Exercise task
Leave out the pictures and restate the rest of the data exactly.

Records for processing
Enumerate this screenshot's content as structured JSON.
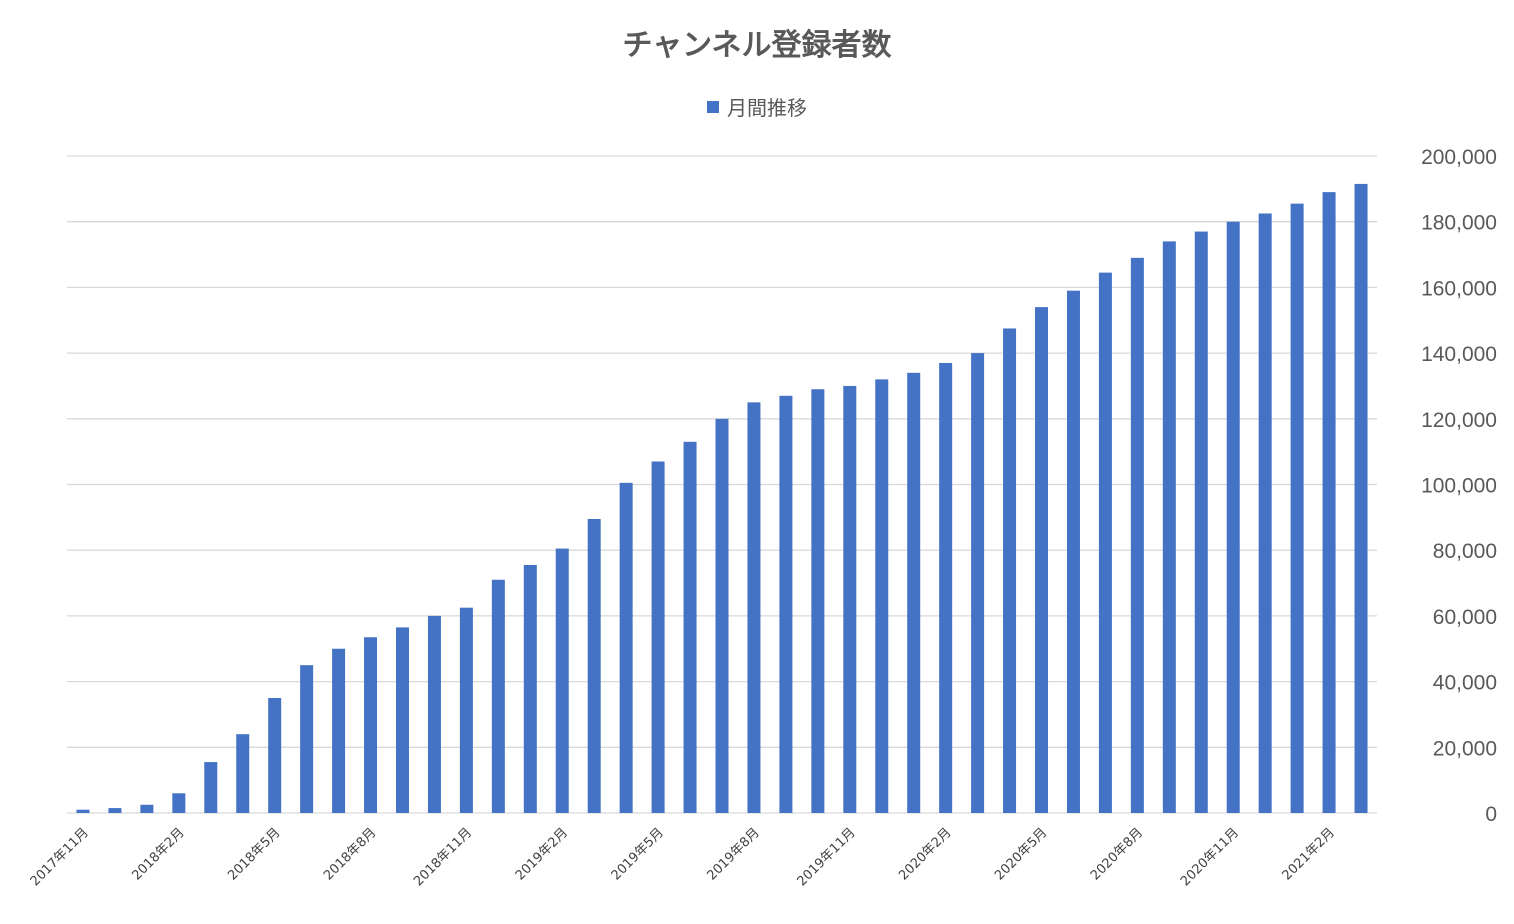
{
  "chart_data": {
    "type": "bar",
    "title": "チャンネル登録者数",
    "legend_position": "top",
    "grid": true,
    "y_axis_position": "right",
    "ylim": [
      0,
      200000
    ],
    "yticks": [
      "0",
      "20,000",
      "40,000",
      "60,000",
      "80,000",
      "100,000",
      "120,000",
      "140,000",
      "160,000",
      "180,000",
      "200,000"
    ],
    "x_tick_labels": [
      "2017年11月",
      "2018年2月",
      "2018年5月",
      "2018年8月",
      "2018年11月",
      "2019年2月",
      "2019年5月",
      "2019年8月",
      "2019年11月",
      "2020年2月",
      "2020年5月",
      "2020年8月",
      "2020年11月",
      "2021年2月"
    ],
    "x_tick_every": 3,
    "colors": {
      "bar": "#4472C4",
      "grid": "#D9D9D9",
      "text": "#595959"
    },
    "series": [
      {
        "name": "月間推移",
        "values": [
          1000,
          1500,
          2500,
          6000,
          15500,
          24000,
          35000,
          45000,
          50000,
          53500,
          56500,
          60000,
          62500,
          71000,
          75500,
          80500,
          89500,
          100500,
          107000,
          113000,
          120000,
          125000,
          127000,
          129000,
          130000,
          132000,
          134000,
          137000,
          140000,
          147500,
          154000,
          159000,
          164500,
          169000,
          174000,
          177000,
          180000,
          182500,
          185500,
          189000,
          191500
        ]
      }
    ]
  }
}
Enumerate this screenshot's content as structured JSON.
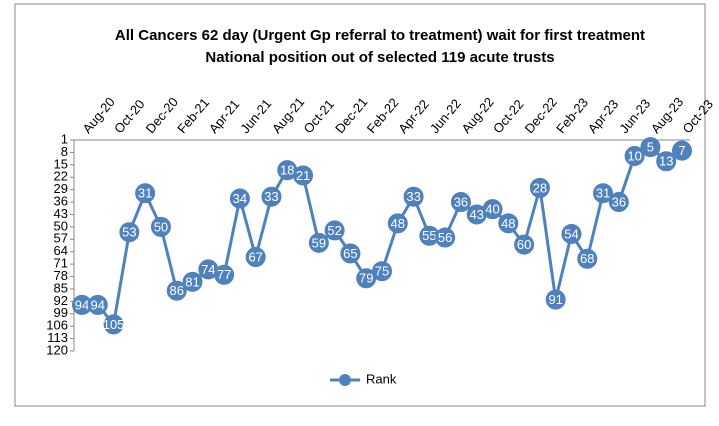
{
  "chart_data": {
    "type": "line",
    "title": "All Cancers 62 day (Urgent Gp referral to treatment) wait for first treatment",
    "subtitle": "National position out of selected 119 acute trusts",
    "categories": [
      "Aug-20",
      null,
      "Oct-20",
      null,
      "Dec-20",
      null,
      "Feb-21",
      null,
      "Apr-21",
      null,
      "Jun-21",
      null,
      "Aug-21",
      null,
      "Oct-21",
      null,
      "Dec-21",
      null,
      "Feb-22",
      null,
      "Apr-22",
      null,
      "Jun-22",
      null,
      "Aug-22",
      null,
      "Oct-22",
      null,
      "Dec-22",
      null,
      "Feb-23",
      null,
      "Apr-23",
      null,
      "Jun-23",
      null,
      "Aug-23",
      null,
      "Oct-23"
    ],
    "series": [
      {
        "name": "Rank",
        "color": "#4f81bd",
        "values": [
          94,
          94,
          105,
          53,
          31,
          50,
          86,
          81,
          74,
          77,
          34,
          67,
          33,
          18,
          21,
          59,
          52,
          65,
          79,
          75,
          48,
          33,
          55,
          56,
          36,
          43,
          40,
          48,
          60,
          28,
          91,
          54,
          68,
          31,
          36,
          10,
          5,
          13,
          7
        ]
      }
    ],
    "ylim": [
      1,
      120
    ],
    "yticks": [
      1,
      8,
      15,
      22,
      29,
      36,
      43,
      50,
      57,
      64,
      71,
      78,
      85,
      92,
      99,
      106,
      113,
      120
    ],
    "y_reversed": true,
    "grid": false,
    "legend": "bottom"
  }
}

Problem solution
Enumerate this screenshot's content as structured JSON.
{
  "chart_data": {
    "type": "bar",
    "title": "チャンネル登録者数",
    "legend_position": "top",
    "grid": true,
    "y_axis_position": "right",
    "ylim": [
      0,
      200000
    ],
    "yticks": [
      "0",
      "20,000",
      "40,000",
      "60,000",
      "80,000",
      "100,000",
      "120,000",
      "140,000",
      "160,000",
      "180,000",
      "200,000"
    ],
    "x_tick_labels": [
      "2017年11月",
      "2018年2月",
      "2018年5月",
      "2018年8月",
      "2018年11月",
      "2019年2月",
      "2019年5月",
      "2019年8月",
      "2019年11月",
      "2020年2月",
      "2020年5月",
      "2020年8月",
      "2020年11月",
      "2021年2月"
    ],
    "x_tick_every": 3,
    "colors": {
      "bar": "#4472C4",
      "grid": "#D9D9D9",
      "text": "#595959"
    },
    "series": [
      {
        "name": "月間推移",
        "values": [
          1000,
          1500,
          2500,
          6000,
          15500,
          24000,
          35000,
          45000,
          50000,
          53500,
          56500,
          60000,
          62500,
          71000,
          75500,
          80500,
          89500,
          100500,
          107000,
          113000,
          120000,
          125000,
          127000,
          129000,
          130000,
          132000,
          134000,
          137000,
          140000,
          147500,
          154000,
          159000,
          164500,
          169000,
          174000,
          177000,
          180000,
          182500,
          185500,
          189000,
          191500
        ]
      }
    ]
  }
}
Enumerate this screenshot's content as structured JSON.
{
  "chart_data": {
    "type": "line",
    "title": "All Cancers 62 day (Urgent Gp referral to treatment) wait for first treatment",
    "subtitle": "National position out of selected 119 acute trusts",
    "categories": [
      "Aug-20",
      null,
      "Oct-20",
      null,
      "Dec-20",
      null,
      "Feb-21",
      null,
      "Apr-21",
      null,
      "Jun-21",
      null,
      "Aug-21",
      null,
      "Oct-21",
      null,
      "Dec-21",
      null,
      "Feb-22",
      null,
      "Apr-22",
      null,
      "Jun-22",
      null,
      "Aug-22",
      null,
      "Oct-22",
      null,
      "Dec-22",
      null,
      "Feb-23",
      null,
      "Apr-23",
      null,
      "Jun-23",
      null,
      "Aug-23",
      null,
      "Oct-23"
    ],
    "series": [
      {
        "name": "Rank",
        "color": "#4f81bd",
        "values": [
          94,
          94,
          105,
          53,
          31,
          50,
          86,
          81,
          74,
          77,
          34,
          67,
          33,
          18,
          21,
          59,
          52,
          65,
          79,
          75,
          48,
          33,
          55,
          56,
          36,
          43,
          40,
          48,
          60,
          28,
          91,
          54,
          68,
          31,
          36,
          10,
          5,
          13,
          7
        ]
      }
    ],
    "ylim": [
      1,
      120
    ],
    "yticks": [
      1,
      8,
      15,
      22,
      29,
      36,
      43,
      50,
      57,
      64,
      71,
      78,
      85,
      92,
      99,
      106,
      113,
      120
    ],
    "y_reversed": true,
    "grid": false,
    "legend": "bottom"
  }
}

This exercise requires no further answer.